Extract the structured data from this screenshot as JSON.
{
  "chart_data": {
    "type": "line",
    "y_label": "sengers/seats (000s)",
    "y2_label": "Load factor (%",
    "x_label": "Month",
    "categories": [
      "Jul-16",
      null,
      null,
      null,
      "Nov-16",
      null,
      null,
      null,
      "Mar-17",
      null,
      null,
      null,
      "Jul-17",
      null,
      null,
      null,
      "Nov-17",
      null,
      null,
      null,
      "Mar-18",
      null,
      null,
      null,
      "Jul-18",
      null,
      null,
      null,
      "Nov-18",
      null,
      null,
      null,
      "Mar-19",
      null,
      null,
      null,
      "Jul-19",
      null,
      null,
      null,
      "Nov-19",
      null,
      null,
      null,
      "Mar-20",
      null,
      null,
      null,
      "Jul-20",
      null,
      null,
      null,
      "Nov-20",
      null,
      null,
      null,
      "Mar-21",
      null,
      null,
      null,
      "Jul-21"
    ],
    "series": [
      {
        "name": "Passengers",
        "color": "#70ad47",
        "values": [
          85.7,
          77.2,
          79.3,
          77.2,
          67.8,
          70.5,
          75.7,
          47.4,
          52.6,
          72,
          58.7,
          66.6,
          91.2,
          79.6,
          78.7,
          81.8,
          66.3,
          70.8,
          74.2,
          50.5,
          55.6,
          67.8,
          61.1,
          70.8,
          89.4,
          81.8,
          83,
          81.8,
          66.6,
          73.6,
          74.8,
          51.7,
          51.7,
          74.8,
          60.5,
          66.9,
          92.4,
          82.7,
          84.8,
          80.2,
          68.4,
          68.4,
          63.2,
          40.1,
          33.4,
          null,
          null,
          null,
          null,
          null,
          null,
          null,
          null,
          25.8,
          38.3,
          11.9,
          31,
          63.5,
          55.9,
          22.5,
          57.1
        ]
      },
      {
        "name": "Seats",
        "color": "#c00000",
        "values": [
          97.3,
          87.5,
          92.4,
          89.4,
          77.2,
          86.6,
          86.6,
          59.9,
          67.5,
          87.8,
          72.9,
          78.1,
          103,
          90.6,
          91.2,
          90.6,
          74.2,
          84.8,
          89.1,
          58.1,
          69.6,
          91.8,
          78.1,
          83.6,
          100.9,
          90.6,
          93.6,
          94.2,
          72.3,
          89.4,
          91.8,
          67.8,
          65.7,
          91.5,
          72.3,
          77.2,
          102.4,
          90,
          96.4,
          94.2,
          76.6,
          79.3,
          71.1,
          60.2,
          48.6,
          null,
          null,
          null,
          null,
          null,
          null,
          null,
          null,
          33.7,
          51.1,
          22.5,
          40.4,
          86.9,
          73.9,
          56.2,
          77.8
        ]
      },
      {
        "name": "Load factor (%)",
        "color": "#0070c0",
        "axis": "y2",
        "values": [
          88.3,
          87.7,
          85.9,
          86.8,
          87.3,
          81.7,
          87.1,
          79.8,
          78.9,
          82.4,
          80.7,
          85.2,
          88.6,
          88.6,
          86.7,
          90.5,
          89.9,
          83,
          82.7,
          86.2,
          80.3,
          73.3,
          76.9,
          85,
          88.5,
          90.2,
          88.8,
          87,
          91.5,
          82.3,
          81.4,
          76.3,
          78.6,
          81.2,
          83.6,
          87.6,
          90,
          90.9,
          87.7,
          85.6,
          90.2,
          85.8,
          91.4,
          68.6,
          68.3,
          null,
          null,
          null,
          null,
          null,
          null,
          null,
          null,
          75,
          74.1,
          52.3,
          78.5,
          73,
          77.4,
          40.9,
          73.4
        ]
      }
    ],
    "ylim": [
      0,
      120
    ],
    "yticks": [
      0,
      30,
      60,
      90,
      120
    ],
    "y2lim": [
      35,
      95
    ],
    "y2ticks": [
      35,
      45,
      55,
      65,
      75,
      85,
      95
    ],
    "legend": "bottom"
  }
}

════

**Given instruction**
Extract each entry in full and write it down exactly.

**The answer**
Extract the structured data from this screenshot as JSON.
{
  "chart_data": {
    "type": "line",
    "y_label": "sengers/seats (000s)",
    "y2_label": "Load factor (%",
    "x_label": "Month",
    "categories": [
      "Jul-16",
      null,
      null,
      null,
      "Nov-16",
      null,
      null,
      null,
      "Mar-17",
      null,
      null,
      null,
      "Jul-17",
      null,
      null,
      null,
      "Nov-17",
      null,
      null,
      null,
      "Mar-18",
      null,
      null,
      null,
      "Jul-18",
      null,
      null,
      null,
      "Nov-18",
      null,
      null,
      null,
      "Mar-19",
      null,
      null,
      null,
      "Jul-19",
      null,
      null,
      null,
      "Nov-19",
      null,
      null,
      null,
      "Mar-20",
      null,
      null,
      null,
      "Jul-20",
      null,
      null,
      null,
      "Nov-20",
      null,
      null,
      null,
      "Mar-21",
      null,
      null,
      null,
      "Jul-21"
    ],
    "series": [
      {
        "name": "Passengers",
        "color": "#70ad47",
        "values": [
          85.7,
          77.2,
          79.3,
          77.2,
          67.8,
          70.5,
          75.7,
          47.4,
          52.6,
          72,
          58.7,
          66.6,
          91.2,
          79.6,
          78.7,
          81.8,
          66.3,
          70.8,
          74.2,
          50.5,
          55.6,
          67.8,
          61.1,
          70.8,
          89.4,
          81.8,
          83,
          81.8,
          66.6,
          73.6,
          74.8,
          51.7,
          51.7,
          74.8,
          60.5,
          66.9,
          92.4,
          82.7,
          84.8,
          80.2,
          68.4,
          68.4,
          63.2,
          40.1,
          33.4,
          null,
          null,
          null,
          null,
          null,
          null,
          null,
          null,
          25.8,
          38.3,
          11.9,
          31,
          63.5,
          55.9,
          22.5,
          57.1
        ]
      },
      {
        "name": "Seats",
        "color": "#c00000",
        "values": [
          97.3,
          87.5,
          92.4,
          89.4,
          77.2,
          86.6,
          86.6,
          59.9,
          67.5,
          87.8,
          72.9,
          78.1,
          103,
          90.6,
          91.2,
          90.6,
          74.2,
          84.8,
          89.1,
          58.1,
          69.6,
          91.8,
          78.1,
          83.6,
          100.9,
          90.6,
          93.6,
          94.2,
          72.3,
          89.4,
          91.8,
          67.8,
          65.7,
          91.5,
          72.3,
          77.2,
          102.4,
          90,
          96.4,
          94.2,
          76.6,
          79.3,
          71.1,
          60.2,
          48.6,
          null,
          null,
          null,
          null,
          null,
          null,
          null,
          null,
          33.7,
          51.1,
          22.5,
          40.4,
          86.9,
          73.9,
          56.2,
          77.8
        ]
      },
      {
        "name": "Load factor (%)",
        "color": "#0070c0",
        "axis": "y2",
        "values": [
          88.3,
          87.7,
          85.9,
          86.8,
          87.3,
          81.7,
          87.1,
          79.8,
          78.9,
          82.4,
          80.7,
          85.2,
          88.6,
          88.6,
          86.7,
          90.5,
          89.9,
          83,
          82.7,
          86.2,
          80.3,
          73.3,
          76.9,
          85,
          88.5,
          90.2,
          88.8,
          87,
          91.5,
          82.3,
          81.4,
          76.3,
          78.6,
          81.2,
          83.6,
          87.6,
          90,
          90.9,
          87.7,
          85.6,
          90.2,
          85.8,
          91.4,
          68.6,
          68.3,
          null,
          null,
          null,
          null,
          null,
          null,
          null,
          null,
          75,
          74.1,
          52.3,
          78.5,
          73,
          77.4,
          40.9,
          73.4
        ]
      }
    ],
    "ylim": [
      0,
      120
    ],
    "yticks": [
      0,
      30,
      60,
      90,
      120
    ],
    "y2lim": [
      35,
      95
    ],
    "y2ticks": [
      35,
      45,
      55,
      65,
      75,
      85,
      95
    ],
    "legend": "bottom"
  }
}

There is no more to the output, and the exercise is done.